— TASK TO COMPLETE —
Out of the entries that follow, copy each line containing "geht".

[Data tied to figure images]
▽

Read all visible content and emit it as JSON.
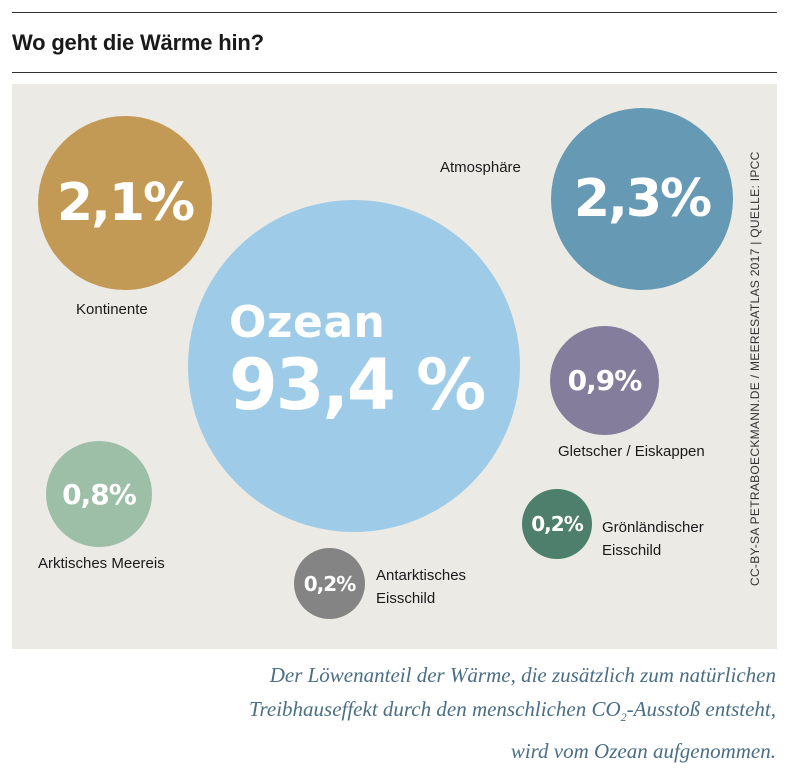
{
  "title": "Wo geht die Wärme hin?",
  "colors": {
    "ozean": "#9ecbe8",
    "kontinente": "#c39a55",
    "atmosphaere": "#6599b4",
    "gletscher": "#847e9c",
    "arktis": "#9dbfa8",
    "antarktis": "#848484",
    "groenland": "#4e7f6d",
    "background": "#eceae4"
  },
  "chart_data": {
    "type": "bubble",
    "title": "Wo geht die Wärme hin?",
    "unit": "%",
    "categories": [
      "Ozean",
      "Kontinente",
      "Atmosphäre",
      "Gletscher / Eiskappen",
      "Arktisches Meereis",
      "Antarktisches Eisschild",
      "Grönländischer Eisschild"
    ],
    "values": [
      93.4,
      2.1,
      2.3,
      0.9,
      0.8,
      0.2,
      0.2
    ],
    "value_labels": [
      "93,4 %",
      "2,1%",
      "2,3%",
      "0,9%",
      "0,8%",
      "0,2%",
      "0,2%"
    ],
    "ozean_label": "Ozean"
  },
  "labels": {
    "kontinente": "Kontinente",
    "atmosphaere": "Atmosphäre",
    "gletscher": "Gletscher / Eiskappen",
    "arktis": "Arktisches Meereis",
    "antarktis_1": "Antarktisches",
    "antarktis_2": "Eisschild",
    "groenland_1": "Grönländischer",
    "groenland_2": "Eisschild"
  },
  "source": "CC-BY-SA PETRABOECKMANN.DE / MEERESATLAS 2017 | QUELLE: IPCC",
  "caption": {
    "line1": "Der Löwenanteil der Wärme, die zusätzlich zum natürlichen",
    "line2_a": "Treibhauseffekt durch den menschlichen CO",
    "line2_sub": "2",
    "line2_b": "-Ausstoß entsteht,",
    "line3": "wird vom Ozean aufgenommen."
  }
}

△

— COMPLETED EXERCISE —
  "title": "Wo geht die Wärme hin?",
    "title": "Wo geht die Wärme hin?",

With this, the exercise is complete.